§ Short task:
Can you return the listing lines exactly as they appear, starting at the line that has "volume-bar bbox=[954, 1050, 966, 1095]" and stopping after the line that has "volume-bar bbox=[479, 1052, 491, 1095]"?

(Items from a data source)
━━━━━━
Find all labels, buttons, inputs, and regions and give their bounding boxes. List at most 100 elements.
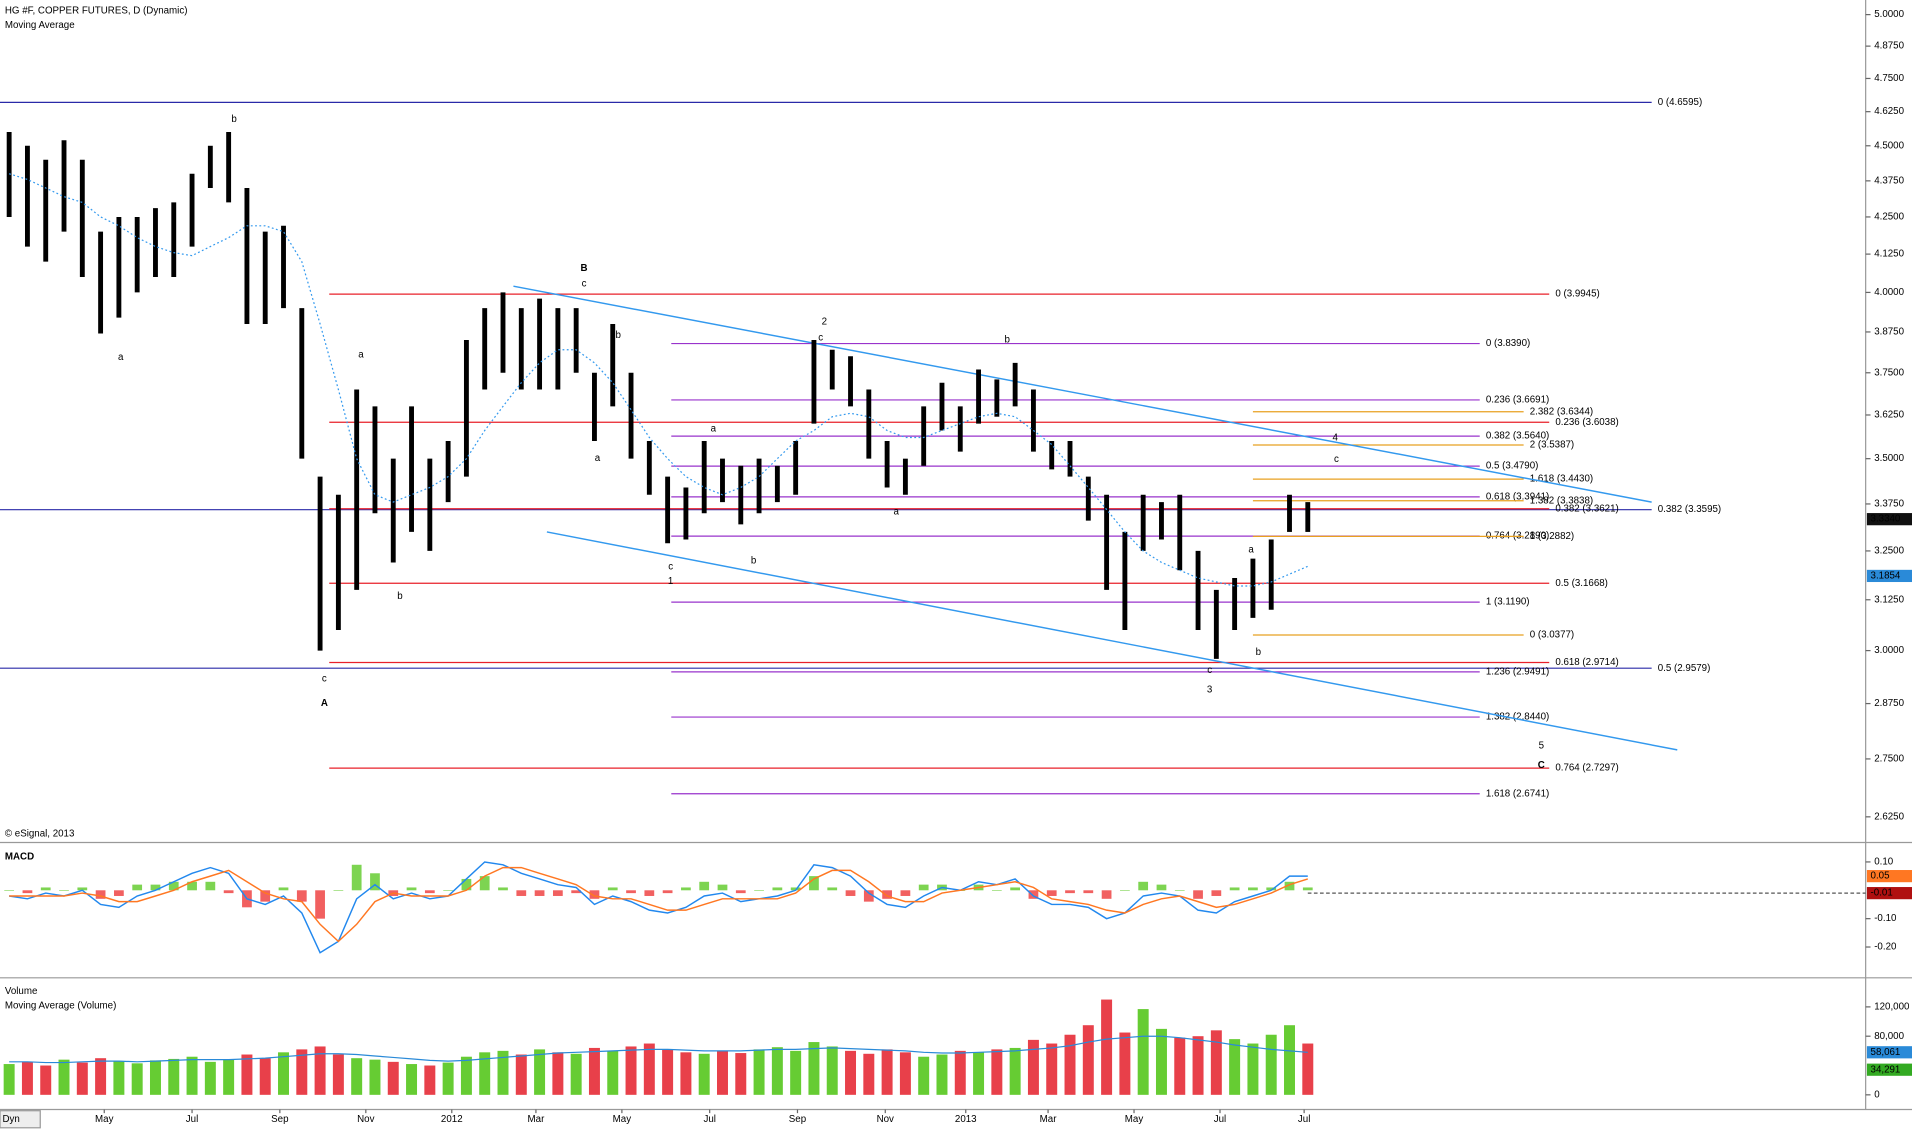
volume-bar bbox=[954, 1050, 966, 1095]
x-tick-label: Jul bbox=[703, 1114, 715, 1125]
histogram-bar bbox=[223, 890, 234, 894]
volume-bar bbox=[1174, 1037, 1186, 1095]
wave-label: A bbox=[321, 698, 328, 709]
histogram-bar bbox=[461, 878, 472, 891]
volume-bar bbox=[3, 1064, 15, 1095]
fib-level-label: 1.382 (3.3838) bbox=[1530, 495, 1593, 506]
histogram-bar bbox=[4, 890, 15, 891]
wave-label: a bbox=[595, 453, 601, 464]
volume-bar bbox=[899, 1052, 911, 1095]
volume-bar bbox=[570, 1053, 582, 1095]
wave-label: b bbox=[616, 330, 622, 341]
fib-level-label: 0.236 (3.6038) bbox=[1555, 417, 1618, 428]
histogram-bar bbox=[1083, 890, 1094, 894]
fib-level-label: 0 (4.6595) bbox=[1658, 97, 1702, 108]
wave-label: 2 bbox=[822, 316, 827, 327]
histogram-bar bbox=[370, 873, 380, 891]
x-tick-label: May bbox=[613, 1114, 632, 1125]
wave-label: b bbox=[397, 591, 403, 602]
volume-bar bbox=[442, 1062, 454, 1095]
x-tick-label: May bbox=[1125, 1114, 1144, 1125]
volume-bar bbox=[753, 1049, 765, 1095]
volume-bar bbox=[479, 1052, 491, 1095]
x-tick-label: Jul bbox=[186, 1114, 198, 1125]
volume-bar bbox=[771, 1047, 783, 1095]
wave-label: c bbox=[818, 332, 823, 343]
wave-label: b bbox=[751, 555, 757, 566]
volume-bar bbox=[76, 1062, 88, 1095]
histogram-bar bbox=[845, 890, 856, 896]
wave-label: a bbox=[711, 424, 717, 435]
volume-bar bbox=[241, 1054, 253, 1095]
histogram-bar bbox=[699, 881, 710, 891]
histogram-bar bbox=[1046, 890, 1057, 896]
panel-title: Volume bbox=[5, 986, 38, 997]
x-tick-label: Nov bbox=[357, 1114, 374, 1125]
histogram-bar bbox=[351, 864, 362, 891]
wave-label: 4 bbox=[1333, 432, 1339, 443]
value-marker bbox=[1866, 1046, 1912, 1059]
fib-level-label: 1.618 (3.4430) bbox=[1530, 474, 1593, 485]
volume-bar bbox=[1046, 1043, 1058, 1095]
histogram-bar bbox=[589, 890, 600, 899]
fib-level-label: 2 (3.5387) bbox=[1530, 440, 1574, 451]
button-label[interactable]: Dyn bbox=[2, 1114, 19, 1125]
histogram-bar bbox=[479, 876, 490, 891]
wave-label: 5 bbox=[1539, 741, 1545, 752]
chart-title: HG #F, COPPER FUTURES, D (Dynamic) bbox=[5, 6, 188, 17]
y-tick-label: 4.5000 bbox=[1874, 140, 1904, 151]
y-tick-label: 3.0000 bbox=[1874, 645, 1904, 656]
histogram-bar bbox=[1010, 887, 1021, 891]
volume-bar bbox=[40, 1065, 52, 1095]
histogram-bar bbox=[498, 887, 508, 891]
dyn-button[interactable]: Dyn bbox=[0, 1110, 41, 1129]
volume-moving-average bbox=[9, 1035, 1308, 1064]
histogram-bar bbox=[607, 887, 618, 891]
fib-level-label: 0.5 (3.1668) bbox=[1555, 578, 1608, 589]
wave-label: a bbox=[1248, 544, 1254, 555]
volume-bar bbox=[131, 1063, 143, 1095]
volume-bar bbox=[58, 1059, 70, 1095]
value-marker-label: 58,061 bbox=[1871, 1047, 1901, 1058]
volume-bar bbox=[698, 1053, 710, 1095]
volume-bar bbox=[918, 1056, 930, 1095]
volume-bar bbox=[588, 1047, 600, 1095]
volume-bar bbox=[113, 1061, 125, 1095]
histogram-bar bbox=[900, 890, 911, 896]
volume-bar bbox=[643, 1043, 655, 1095]
histogram-bar bbox=[735, 890, 746, 894]
trendline bbox=[546, 531, 1678, 751]
volume-bar bbox=[223, 1059, 235, 1095]
wave-label: a bbox=[118, 352, 124, 363]
volume-bar bbox=[845, 1050, 857, 1095]
volume-bar bbox=[1101, 999, 1113, 1095]
histogram-bar bbox=[168, 881, 179, 891]
x-tick-label: Mar bbox=[528, 1114, 546, 1125]
volume-bar bbox=[1155, 1028, 1167, 1095]
value-marker bbox=[1866, 513, 1912, 526]
histogram-bar bbox=[40, 887, 51, 891]
histogram-bar bbox=[626, 890, 636, 894]
moving-average bbox=[8, 173, 1309, 587]
panel-title: MACD bbox=[5, 852, 34, 863]
histogram-bar bbox=[406, 887, 417, 891]
histogram-bar bbox=[1193, 890, 1203, 899]
volume-bar bbox=[991, 1049, 1003, 1095]
trendline bbox=[513, 285, 1652, 503]
button-frame[interactable] bbox=[0, 1110, 41, 1129]
wave-label: a bbox=[894, 507, 900, 518]
fib-level-label: 0 (3.8390) bbox=[1486, 338, 1530, 349]
histogram-bar bbox=[516, 890, 527, 896]
fib-level-label: 1 (3.2882) bbox=[1530, 531, 1574, 542]
y-tick-label: 3.2500 bbox=[1874, 546, 1904, 557]
histogram-bar bbox=[150, 884, 161, 891]
volume-bar bbox=[534, 1049, 546, 1095]
y-tick-label: 4.6250 bbox=[1874, 106, 1904, 117]
fib-level-label: 0.236 (3.6691) bbox=[1486, 395, 1549, 406]
volume-bar bbox=[735, 1053, 747, 1095]
volume-bar bbox=[149, 1060, 161, 1095]
volume-bar bbox=[314, 1046, 326, 1095]
value-marker-label: 34,291 bbox=[1871, 1064, 1901, 1075]
histogram-bar bbox=[809, 876, 819, 891]
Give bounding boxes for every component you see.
━━━━━━
§ Problem solution:
volume-bar bbox=[954, 1050, 966, 1095]
x-tick-label: Jul bbox=[703, 1114, 715, 1125]
histogram-bar bbox=[223, 890, 234, 894]
volume-bar bbox=[1174, 1037, 1186, 1095]
wave-label: A bbox=[321, 698, 328, 709]
histogram-bar bbox=[461, 878, 472, 891]
volume-bar bbox=[3, 1064, 15, 1095]
fib-level-label: 1.382 (3.3838) bbox=[1530, 495, 1593, 506]
histogram-bar bbox=[4, 890, 15, 891]
wave-label: a bbox=[595, 453, 601, 464]
volume-bar bbox=[899, 1052, 911, 1095]
volume-bar bbox=[570, 1053, 582, 1095]
wave-label: b bbox=[616, 330, 622, 341]
fib-level-label: 0.236 (3.6038) bbox=[1555, 417, 1618, 428]
histogram-bar bbox=[1083, 890, 1094, 894]
fib-level-label: 0 (4.6595) bbox=[1658, 97, 1702, 108]
wave-label: 2 bbox=[822, 316, 827, 327]
histogram-bar bbox=[370, 873, 380, 891]
x-tick-label: May bbox=[613, 1114, 632, 1125]
wave-label: b bbox=[397, 591, 403, 602]
volume-bar bbox=[442, 1062, 454, 1095]
x-tick-label: May bbox=[1125, 1114, 1144, 1125]
volume-bar bbox=[753, 1049, 765, 1095]
volume-bar bbox=[479, 1052, 491, 1095]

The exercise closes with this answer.